Transcribe the material in full, exactly as written.

:: Exercise inputs ::

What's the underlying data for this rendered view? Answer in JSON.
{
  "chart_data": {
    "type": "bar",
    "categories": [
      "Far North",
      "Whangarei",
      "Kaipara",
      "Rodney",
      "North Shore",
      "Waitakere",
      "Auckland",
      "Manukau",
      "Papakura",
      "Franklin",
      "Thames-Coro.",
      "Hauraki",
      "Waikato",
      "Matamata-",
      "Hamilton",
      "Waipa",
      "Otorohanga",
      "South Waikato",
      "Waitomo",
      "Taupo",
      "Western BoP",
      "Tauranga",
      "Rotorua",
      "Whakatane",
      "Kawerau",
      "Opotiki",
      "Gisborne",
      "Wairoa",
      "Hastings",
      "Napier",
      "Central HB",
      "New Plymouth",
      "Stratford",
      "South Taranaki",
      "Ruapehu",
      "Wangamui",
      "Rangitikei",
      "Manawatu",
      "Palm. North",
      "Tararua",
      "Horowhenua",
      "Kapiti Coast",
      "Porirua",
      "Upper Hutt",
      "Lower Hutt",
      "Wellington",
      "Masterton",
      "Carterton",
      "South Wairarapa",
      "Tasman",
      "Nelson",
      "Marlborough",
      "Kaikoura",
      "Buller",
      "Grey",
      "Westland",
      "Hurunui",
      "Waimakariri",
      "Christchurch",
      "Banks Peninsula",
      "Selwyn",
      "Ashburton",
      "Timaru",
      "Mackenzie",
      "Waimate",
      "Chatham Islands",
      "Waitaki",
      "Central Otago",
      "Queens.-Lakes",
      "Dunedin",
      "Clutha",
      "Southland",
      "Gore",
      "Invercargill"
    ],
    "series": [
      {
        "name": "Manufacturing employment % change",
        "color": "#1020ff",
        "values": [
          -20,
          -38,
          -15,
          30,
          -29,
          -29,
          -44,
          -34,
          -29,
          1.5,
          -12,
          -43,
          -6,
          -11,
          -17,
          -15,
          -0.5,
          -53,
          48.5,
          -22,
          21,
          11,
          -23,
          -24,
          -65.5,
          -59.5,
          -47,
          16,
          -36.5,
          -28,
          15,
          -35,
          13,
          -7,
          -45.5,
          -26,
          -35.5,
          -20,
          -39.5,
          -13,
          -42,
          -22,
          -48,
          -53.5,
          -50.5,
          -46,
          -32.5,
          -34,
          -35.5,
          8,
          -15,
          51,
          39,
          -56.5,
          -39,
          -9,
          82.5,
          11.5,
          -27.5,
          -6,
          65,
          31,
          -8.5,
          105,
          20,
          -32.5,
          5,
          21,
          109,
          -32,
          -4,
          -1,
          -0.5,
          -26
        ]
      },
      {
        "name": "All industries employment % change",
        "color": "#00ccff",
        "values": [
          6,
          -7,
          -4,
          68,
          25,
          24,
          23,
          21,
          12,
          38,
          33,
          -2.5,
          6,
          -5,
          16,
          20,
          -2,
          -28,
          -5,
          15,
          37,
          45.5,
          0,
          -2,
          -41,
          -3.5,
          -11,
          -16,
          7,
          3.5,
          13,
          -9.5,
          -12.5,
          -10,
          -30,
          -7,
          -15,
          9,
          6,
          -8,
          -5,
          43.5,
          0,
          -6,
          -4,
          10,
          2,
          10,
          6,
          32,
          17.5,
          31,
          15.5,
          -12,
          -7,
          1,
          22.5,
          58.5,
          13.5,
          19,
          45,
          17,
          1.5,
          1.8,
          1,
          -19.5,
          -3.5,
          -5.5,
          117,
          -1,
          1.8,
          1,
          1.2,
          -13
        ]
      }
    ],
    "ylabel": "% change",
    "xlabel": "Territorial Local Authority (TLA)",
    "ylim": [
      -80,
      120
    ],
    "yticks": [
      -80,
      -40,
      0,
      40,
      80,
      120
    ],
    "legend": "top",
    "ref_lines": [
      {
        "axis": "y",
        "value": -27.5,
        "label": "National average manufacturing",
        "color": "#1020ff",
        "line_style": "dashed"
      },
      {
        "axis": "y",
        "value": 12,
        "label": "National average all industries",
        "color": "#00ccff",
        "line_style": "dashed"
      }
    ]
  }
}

:::

Written solution
What's the underlying data for this rendered view? Answer in JSON.
{
  "chart_data": {
    "type": "bar",
    "categories": [
      "Far North",
      "Whangarei",
      "Kaipara",
      "Rodney",
      "North Shore",
      "Waitakere",
      "Auckland",
      "Manukau",
      "Papakura",
      "Franklin",
      "Thames-Coro.",
      "Hauraki",
      "Waikato",
      "Matamata-",
      "Hamilton",
      "Waipa",
      "Otorohanga",
      "South Waikato",
      "Waitomo",
      "Taupo",
      "Western BoP",
      "Tauranga",
      "Rotorua",
      "Whakatane",
      "Kawerau",
      "Opotiki",
      "Gisborne",
      "Wairoa",
      "Hastings",
      "Napier",
      "Central HB",
      "New Plymouth",
      "Stratford",
      "South Taranaki",
      "Ruapehu",
      "Wangamui",
      "Rangitikei",
      "Manawatu",
      "Palm. North",
      "Tararua",
      "Horowhenua",
      "Kapiti Coast",
      "Porirua",
      "Upper Hutt",
      "Lower Hutt",
      "Wellington",
      "Masterton",
      "Carterton",
      "South Wairarapa",
      "Tasman",
      "Nelson",
      "Marlborough",
      "Kaikoura",
      "Buller",
      "Grey",
      "Westland",
      "Hurunui",
      "Waimakariri",
      "Christchurch",
      "Banks Peninsula",
      "Selwyn",
      "Ashburton",
      "Timaru",
      "Mackenzie",
      "Waimate",
      "Chatham Islands",
      "Waitaki",
      "Central Otago",
      "Queens.-Lakes",
      "Dunedin",
      "Clutha",
      "Southland",
      "Gore",
      "Invercargill"
    ],
    "series": [
      {
        "name": "Manufacturing employment % change",
        "color": "#1020ff",
        "values": [
          -20,
          -38,
          -15,
          30,
          -29,
          -29,
          -44,
          -34,
          -29,
          1.5,
          -12,
          -43,
          -6,
          -11,
          -17,
          -15,
          -0.5,
          -53,
          48.5,
          -22,
          21,
          11,
          -23,
          -24,
          -65.5,
          -59.5,
          -47,
          16,
          -36.5,
          -28,
          15,
          -35,
          13,
          -7,
          -45.5,
          -26,
          -35.5,
          -20,
          -39.5,
          -13,
          -42,
          -22,
          -48,
          -53.5,
          -50.5,
          -46,
          -32.5,
          -34,
          -35.5,
          8,
          -15,
          51,
          39,
          -56.5,
          -39,
          -9,
          82.5,
          11.5,
          -27.5,
          -6,
          65,
          31,
          -8.5,
          105,
          20,
          -32.5,
          5,
          21,
          109,
          -32,
          -4,
          -1,
          -0.5,
          -26
        ]
      },
      {
        "name": "All industries employment % change",
        "color": "#00ccff",
        "values": [
          6,
          -7,
          -4,
          68,
          25,
          24,
          23,
          21,
          12,
          38,
          33,
          -2.5,
          6,
          -5,
          16,
          20,
          -2,
          -28,
          -5,
          15,
          37,
          45.5,
          0,
          -2,
          -41,
          -3.5,
          -11,
          -16,
          7,
          3.5,
          13,
          -9.5,
          -12.5,
          -10,
          -30,
          -7,
          -15,
          9,
          6,
          -8,
          -5,
          43.5,
          0,
          -6,
          -4,
          10,
          2,
          10,
          6,
          32,
          17.5,
          31,
          15.5,
          -12,
          -7,
          1,
          22.5,
          58.5,
          13.5,
          19,
          45,
          17,
          1.5,
          1.8,
          1,
          -19.5,
          -3.5,
          -5.5,
          117,
          -1,
          1.8,
          1,
          1.2,
          -13
        ]
      }
    ],
    "ylabel": "% change",
    "xlabel": "Territorial Local Authority (TLA)",
    "ylim": [
      -80,
      120
    ],
    "yticks": [
      -80,
      -40,
      0,
      40,
      80,
      120
    ],
    "legend": "top",
    "ref_lines": [
      {
        "axis": "y",
        "value": -27.5,
        "label": "National average manufacturing",
        "color": "#1020ff",
        "line_style": "dashed"
      },
      {
        "axis": "y",
        "value": 12,
        "label": "National average all industries",
        "color": "#00ccff",
        "line_style": "dashed"
      }
    ]
  }
}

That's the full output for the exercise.